#### Record extracts

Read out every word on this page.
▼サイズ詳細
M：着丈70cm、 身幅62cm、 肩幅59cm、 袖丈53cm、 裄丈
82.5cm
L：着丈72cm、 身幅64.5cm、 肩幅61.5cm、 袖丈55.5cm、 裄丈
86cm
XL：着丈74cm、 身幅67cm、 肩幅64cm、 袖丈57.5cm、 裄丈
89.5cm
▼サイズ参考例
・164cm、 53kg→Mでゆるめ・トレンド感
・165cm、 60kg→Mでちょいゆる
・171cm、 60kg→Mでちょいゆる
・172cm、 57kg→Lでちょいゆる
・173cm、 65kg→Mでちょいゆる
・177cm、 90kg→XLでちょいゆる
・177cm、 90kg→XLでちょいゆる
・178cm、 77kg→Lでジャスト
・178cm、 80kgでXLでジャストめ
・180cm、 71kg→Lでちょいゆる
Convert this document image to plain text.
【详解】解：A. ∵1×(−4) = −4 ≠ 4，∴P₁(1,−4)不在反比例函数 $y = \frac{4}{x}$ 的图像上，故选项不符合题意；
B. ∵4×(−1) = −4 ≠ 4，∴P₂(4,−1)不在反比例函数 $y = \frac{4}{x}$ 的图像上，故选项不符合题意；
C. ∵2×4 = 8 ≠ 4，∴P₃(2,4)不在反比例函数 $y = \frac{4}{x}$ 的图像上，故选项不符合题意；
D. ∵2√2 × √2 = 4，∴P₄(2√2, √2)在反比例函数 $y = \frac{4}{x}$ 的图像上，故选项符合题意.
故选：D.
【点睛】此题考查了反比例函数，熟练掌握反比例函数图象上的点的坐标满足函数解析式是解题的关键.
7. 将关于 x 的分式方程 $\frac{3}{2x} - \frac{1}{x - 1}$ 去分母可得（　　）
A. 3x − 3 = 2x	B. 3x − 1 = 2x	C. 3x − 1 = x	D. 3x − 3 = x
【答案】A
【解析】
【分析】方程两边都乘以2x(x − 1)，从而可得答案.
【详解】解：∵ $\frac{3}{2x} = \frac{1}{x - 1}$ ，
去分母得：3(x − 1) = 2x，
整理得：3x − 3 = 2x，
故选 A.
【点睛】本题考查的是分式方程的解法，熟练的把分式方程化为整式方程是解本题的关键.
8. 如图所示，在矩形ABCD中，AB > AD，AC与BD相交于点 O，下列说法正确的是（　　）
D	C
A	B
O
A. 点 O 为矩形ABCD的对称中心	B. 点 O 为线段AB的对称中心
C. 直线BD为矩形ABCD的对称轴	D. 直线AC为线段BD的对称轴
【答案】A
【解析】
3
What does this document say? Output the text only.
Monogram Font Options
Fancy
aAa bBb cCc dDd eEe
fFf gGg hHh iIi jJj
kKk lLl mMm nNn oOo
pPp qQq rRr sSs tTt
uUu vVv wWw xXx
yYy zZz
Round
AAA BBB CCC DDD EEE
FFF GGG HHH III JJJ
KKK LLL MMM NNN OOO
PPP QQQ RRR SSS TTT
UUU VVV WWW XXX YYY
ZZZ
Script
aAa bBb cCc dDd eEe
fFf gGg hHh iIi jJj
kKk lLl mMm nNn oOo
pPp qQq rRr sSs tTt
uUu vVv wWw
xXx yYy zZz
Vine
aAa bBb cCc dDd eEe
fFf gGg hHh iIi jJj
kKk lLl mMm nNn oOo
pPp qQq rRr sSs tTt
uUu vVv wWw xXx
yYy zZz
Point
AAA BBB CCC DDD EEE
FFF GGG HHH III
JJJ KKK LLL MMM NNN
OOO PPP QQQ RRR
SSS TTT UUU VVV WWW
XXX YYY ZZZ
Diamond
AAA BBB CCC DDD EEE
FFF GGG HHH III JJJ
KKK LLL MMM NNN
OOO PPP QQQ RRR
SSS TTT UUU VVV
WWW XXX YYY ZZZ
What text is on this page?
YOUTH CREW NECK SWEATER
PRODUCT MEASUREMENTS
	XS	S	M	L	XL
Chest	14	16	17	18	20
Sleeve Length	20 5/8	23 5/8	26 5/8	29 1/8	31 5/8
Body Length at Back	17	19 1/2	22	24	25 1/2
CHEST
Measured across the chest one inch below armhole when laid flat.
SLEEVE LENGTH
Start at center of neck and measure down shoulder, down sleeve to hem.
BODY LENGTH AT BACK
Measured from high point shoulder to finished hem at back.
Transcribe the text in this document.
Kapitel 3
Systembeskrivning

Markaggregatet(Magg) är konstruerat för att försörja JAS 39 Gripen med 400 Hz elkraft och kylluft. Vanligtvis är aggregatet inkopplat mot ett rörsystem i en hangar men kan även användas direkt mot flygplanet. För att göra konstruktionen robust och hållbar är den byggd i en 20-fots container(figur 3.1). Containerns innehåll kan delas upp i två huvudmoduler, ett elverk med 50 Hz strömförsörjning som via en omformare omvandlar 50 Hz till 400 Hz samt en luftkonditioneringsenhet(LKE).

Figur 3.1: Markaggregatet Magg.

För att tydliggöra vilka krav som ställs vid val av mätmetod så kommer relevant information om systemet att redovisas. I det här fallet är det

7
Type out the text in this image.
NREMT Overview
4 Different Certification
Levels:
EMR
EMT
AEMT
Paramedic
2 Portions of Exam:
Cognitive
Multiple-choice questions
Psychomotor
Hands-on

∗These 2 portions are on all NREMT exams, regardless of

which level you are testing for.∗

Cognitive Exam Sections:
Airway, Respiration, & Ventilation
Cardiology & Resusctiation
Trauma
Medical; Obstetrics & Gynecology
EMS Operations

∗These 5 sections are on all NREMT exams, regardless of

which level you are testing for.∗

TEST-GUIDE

########

The request - Copy every line of the listing that includes the string "What".

Worked answer -
What does this document say? Output the text only.
What text is on this page?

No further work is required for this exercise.